> _INSTRUCTIONS TO FOLLOW_: Write out every line below that includes the word "akár".

> _GIVEN INFORMATION_:
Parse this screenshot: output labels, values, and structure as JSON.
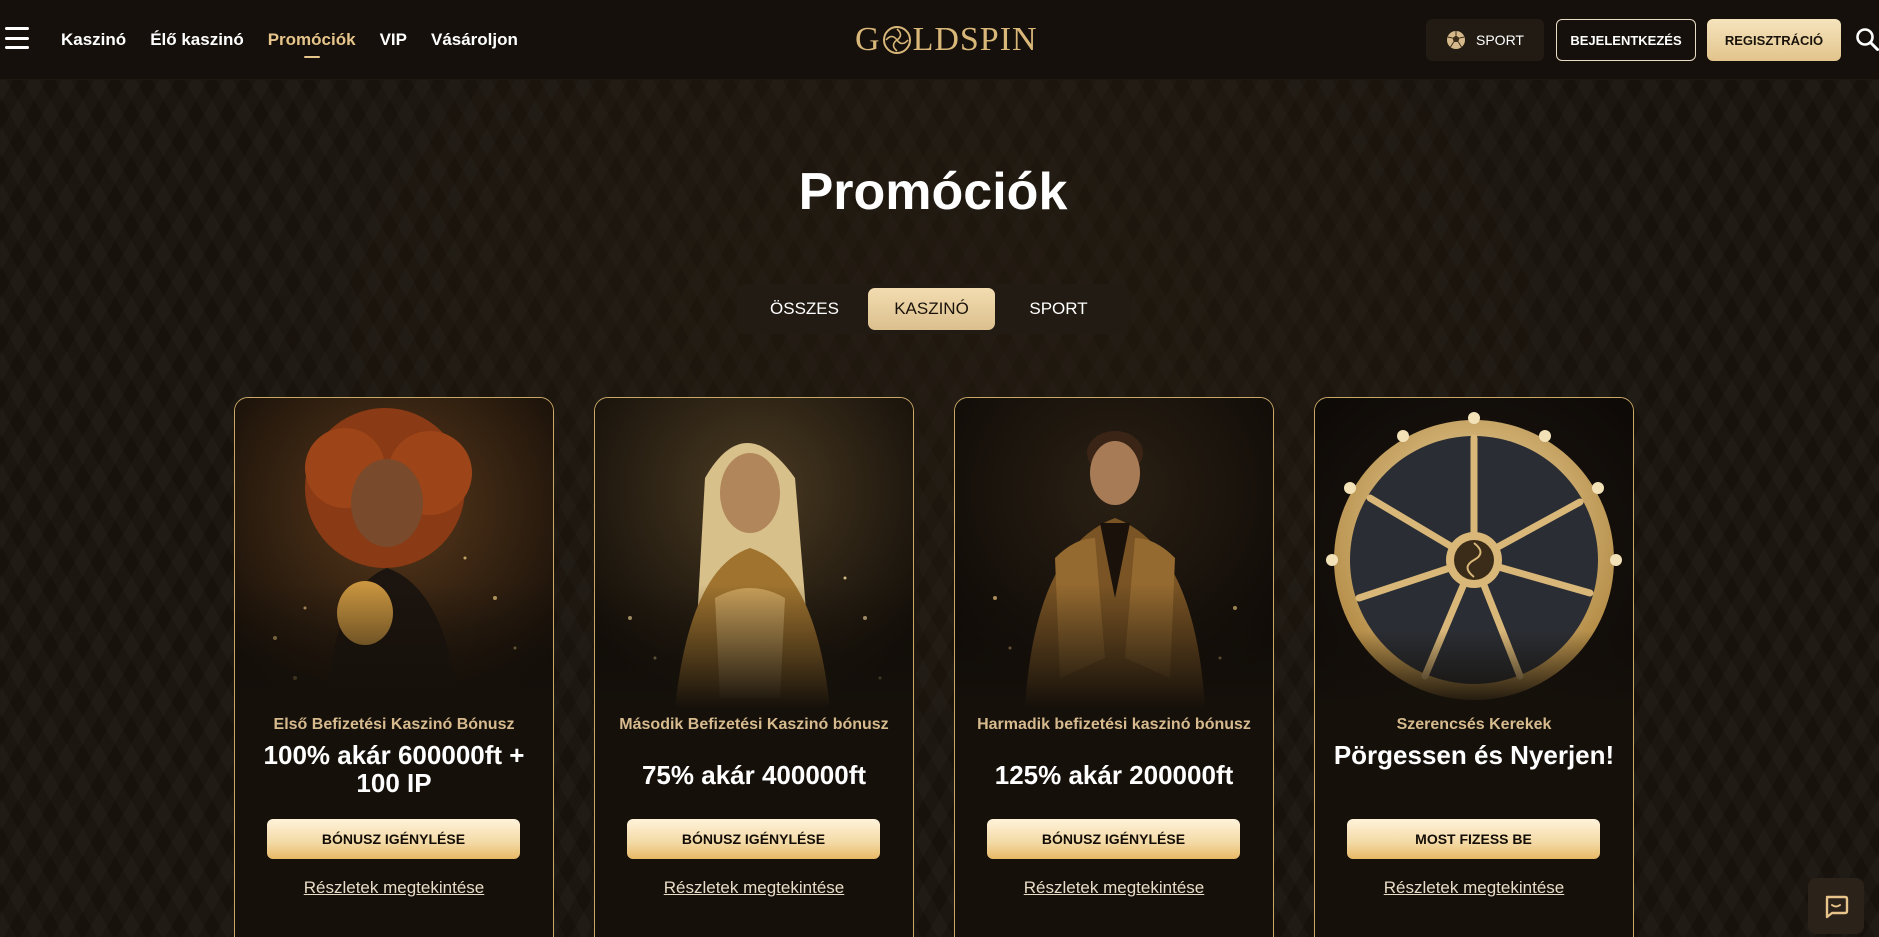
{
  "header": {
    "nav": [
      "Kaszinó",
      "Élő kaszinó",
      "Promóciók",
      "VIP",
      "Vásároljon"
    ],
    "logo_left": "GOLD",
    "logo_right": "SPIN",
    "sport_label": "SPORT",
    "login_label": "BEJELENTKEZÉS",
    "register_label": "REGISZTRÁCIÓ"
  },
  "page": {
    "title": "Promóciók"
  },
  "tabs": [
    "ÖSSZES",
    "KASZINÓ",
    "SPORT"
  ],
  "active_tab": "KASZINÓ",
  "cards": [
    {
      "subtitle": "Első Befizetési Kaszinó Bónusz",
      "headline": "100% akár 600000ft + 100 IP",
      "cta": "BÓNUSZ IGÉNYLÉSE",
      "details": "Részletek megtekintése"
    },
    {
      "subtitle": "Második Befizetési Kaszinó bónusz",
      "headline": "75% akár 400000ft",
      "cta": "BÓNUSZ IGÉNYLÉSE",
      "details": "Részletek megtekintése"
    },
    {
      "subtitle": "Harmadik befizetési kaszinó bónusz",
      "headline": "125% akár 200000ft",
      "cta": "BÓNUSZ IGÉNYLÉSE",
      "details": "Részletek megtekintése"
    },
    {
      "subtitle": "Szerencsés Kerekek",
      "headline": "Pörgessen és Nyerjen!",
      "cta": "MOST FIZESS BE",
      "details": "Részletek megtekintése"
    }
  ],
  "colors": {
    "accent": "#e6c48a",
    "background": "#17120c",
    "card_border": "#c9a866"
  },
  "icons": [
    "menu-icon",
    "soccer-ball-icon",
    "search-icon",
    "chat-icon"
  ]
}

> _FULL RESPONSE_:
      "headline": "100% akár 600000ft + 100 IP",
      "headline": "75% akár 400000ft",
      "headline": "125% akár 200000ft",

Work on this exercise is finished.